* Challenge *
List each line holding the string "razrješenje".

* Material for this task *
════════

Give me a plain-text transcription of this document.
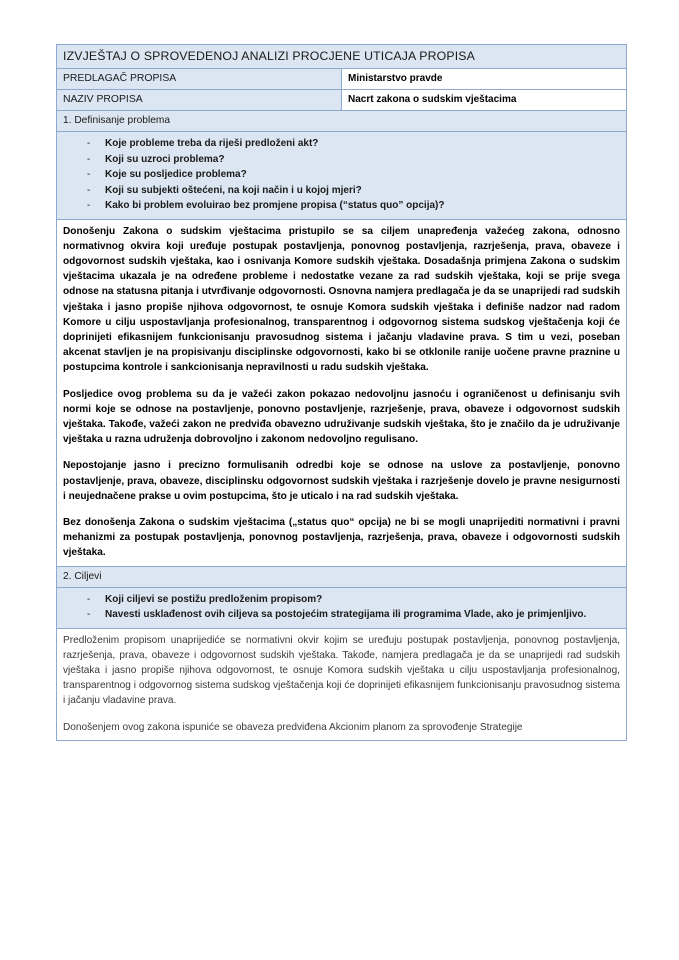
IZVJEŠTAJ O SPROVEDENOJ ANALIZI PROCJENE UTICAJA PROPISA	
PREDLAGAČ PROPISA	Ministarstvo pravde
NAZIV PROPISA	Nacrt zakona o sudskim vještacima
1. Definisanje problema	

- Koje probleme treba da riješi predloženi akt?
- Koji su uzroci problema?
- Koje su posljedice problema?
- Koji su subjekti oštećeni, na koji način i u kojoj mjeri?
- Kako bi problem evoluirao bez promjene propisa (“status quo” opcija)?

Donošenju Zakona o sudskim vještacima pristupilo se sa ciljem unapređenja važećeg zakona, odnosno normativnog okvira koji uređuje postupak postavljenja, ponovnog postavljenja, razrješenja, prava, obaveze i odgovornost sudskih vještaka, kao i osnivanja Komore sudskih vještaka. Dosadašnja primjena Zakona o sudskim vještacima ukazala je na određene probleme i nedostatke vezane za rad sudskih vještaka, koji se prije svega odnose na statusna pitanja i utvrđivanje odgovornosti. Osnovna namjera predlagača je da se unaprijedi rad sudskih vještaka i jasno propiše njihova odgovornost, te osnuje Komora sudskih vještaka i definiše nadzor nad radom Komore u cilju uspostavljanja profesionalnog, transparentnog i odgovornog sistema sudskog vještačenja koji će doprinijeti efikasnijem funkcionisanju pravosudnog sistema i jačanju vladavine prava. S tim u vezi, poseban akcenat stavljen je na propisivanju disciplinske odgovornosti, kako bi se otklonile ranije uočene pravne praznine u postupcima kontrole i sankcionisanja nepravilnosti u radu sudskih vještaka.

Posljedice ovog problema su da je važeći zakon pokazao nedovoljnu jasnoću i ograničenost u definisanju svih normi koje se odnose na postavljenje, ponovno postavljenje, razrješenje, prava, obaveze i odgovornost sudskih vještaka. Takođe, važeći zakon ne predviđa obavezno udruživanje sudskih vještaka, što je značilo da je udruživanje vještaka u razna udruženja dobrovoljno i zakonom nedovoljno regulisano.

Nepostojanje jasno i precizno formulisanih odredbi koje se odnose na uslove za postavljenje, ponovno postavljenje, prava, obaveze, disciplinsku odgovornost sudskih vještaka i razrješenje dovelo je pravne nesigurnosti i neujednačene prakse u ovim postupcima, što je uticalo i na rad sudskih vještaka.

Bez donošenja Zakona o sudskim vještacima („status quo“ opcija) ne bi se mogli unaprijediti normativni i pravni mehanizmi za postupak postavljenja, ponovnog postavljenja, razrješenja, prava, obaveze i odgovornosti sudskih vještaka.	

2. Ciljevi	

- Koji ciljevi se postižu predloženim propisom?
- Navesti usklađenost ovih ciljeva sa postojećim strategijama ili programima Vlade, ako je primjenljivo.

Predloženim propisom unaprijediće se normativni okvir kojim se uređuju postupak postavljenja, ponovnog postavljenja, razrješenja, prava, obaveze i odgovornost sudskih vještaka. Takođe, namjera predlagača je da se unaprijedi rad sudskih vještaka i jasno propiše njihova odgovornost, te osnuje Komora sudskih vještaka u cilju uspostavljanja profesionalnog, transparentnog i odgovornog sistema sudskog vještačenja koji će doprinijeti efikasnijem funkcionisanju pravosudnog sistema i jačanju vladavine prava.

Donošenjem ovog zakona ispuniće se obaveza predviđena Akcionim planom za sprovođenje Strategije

════════

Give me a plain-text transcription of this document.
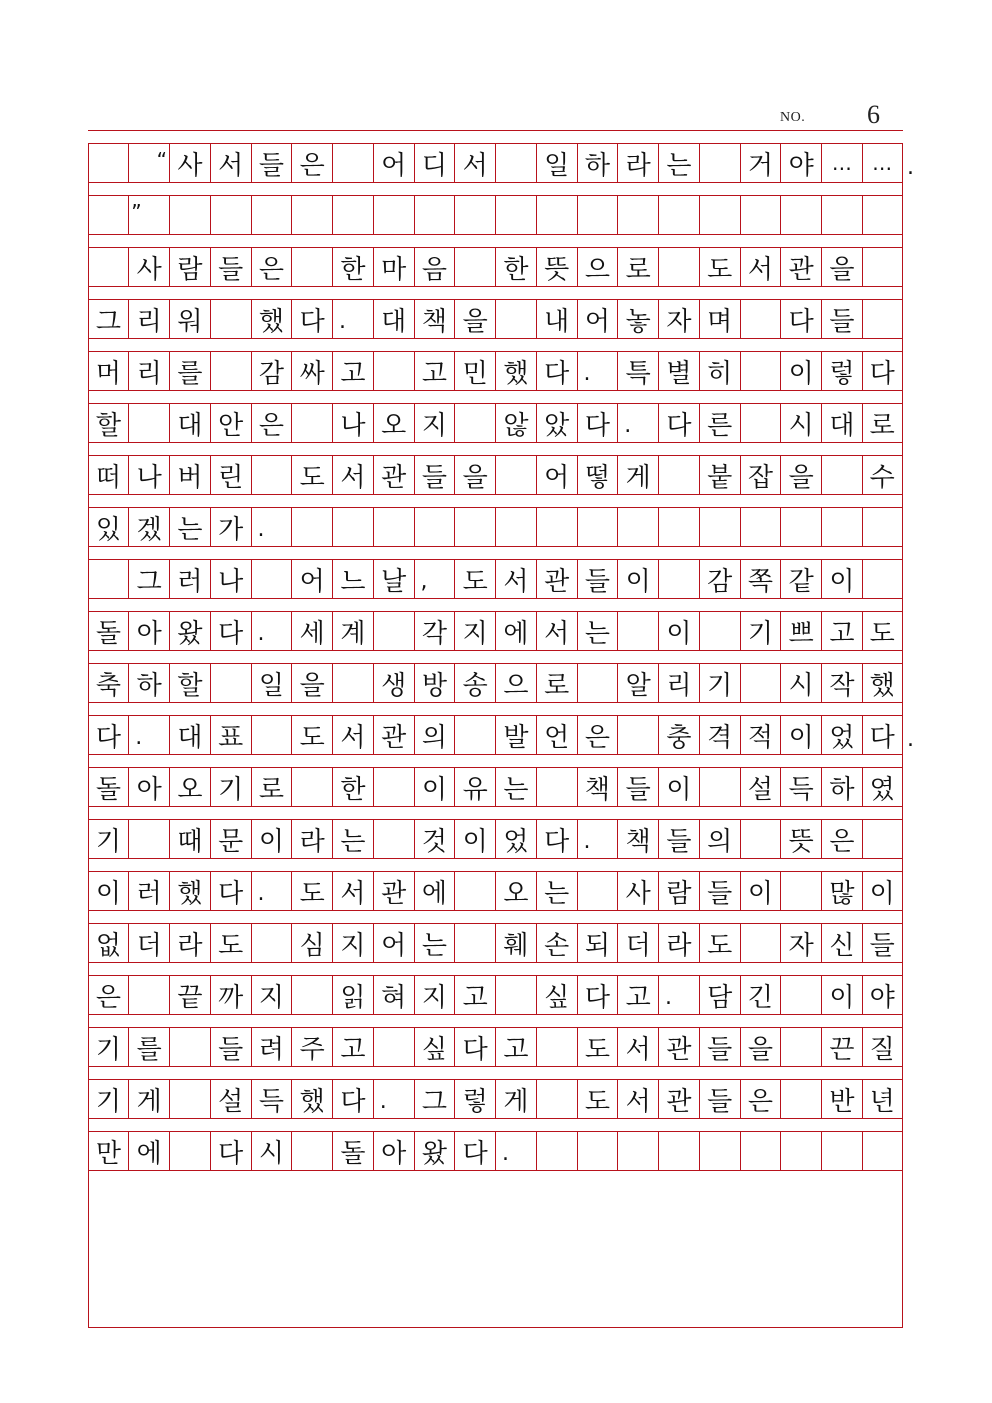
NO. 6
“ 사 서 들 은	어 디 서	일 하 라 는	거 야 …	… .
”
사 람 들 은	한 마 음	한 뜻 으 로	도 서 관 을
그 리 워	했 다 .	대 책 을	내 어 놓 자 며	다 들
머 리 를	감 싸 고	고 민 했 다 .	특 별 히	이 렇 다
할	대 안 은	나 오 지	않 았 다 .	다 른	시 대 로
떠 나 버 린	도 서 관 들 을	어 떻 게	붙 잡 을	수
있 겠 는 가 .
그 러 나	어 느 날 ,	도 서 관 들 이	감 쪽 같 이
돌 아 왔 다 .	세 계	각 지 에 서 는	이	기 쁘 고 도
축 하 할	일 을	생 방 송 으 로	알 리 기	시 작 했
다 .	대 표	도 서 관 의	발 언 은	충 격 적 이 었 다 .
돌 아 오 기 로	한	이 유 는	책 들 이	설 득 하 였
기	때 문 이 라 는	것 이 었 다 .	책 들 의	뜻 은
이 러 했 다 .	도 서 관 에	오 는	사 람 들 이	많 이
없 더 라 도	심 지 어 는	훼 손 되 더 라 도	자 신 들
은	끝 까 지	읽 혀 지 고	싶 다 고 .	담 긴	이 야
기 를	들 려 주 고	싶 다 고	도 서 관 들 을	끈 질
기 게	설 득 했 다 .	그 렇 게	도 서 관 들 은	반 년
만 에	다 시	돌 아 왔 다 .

════════

* Response to the exercise *
Posljedice ovog problema su da je važeći zakon pokazao nedovoljnu jasnoću i ograničenost u definisanju svih normi koje se odnose na postavljenje, ponovno postavljenje, razrješenje, prava, obaveze i odgovornost sudskih vještaka. Takođe, važeći zakon ne predviđa obavezno udruživanje sudskih vještaka, što je značilo da je udruživanje vještaka u razna udruženja dobrovoljno i zakonom nedovoljno regulisano.
Nepostojanje jasno i precizno formulisanih odredbi koje se odnose na uslove za postavljenje, ponovno postavljenje, prava, obaveze, disciplinsku odgovornost sudskih vještaka i razrješenje dovelo je pravne nesigurnosti i neujednačene prakse u ovim postupcima, što je uticalo i na rad sudskih vještaka.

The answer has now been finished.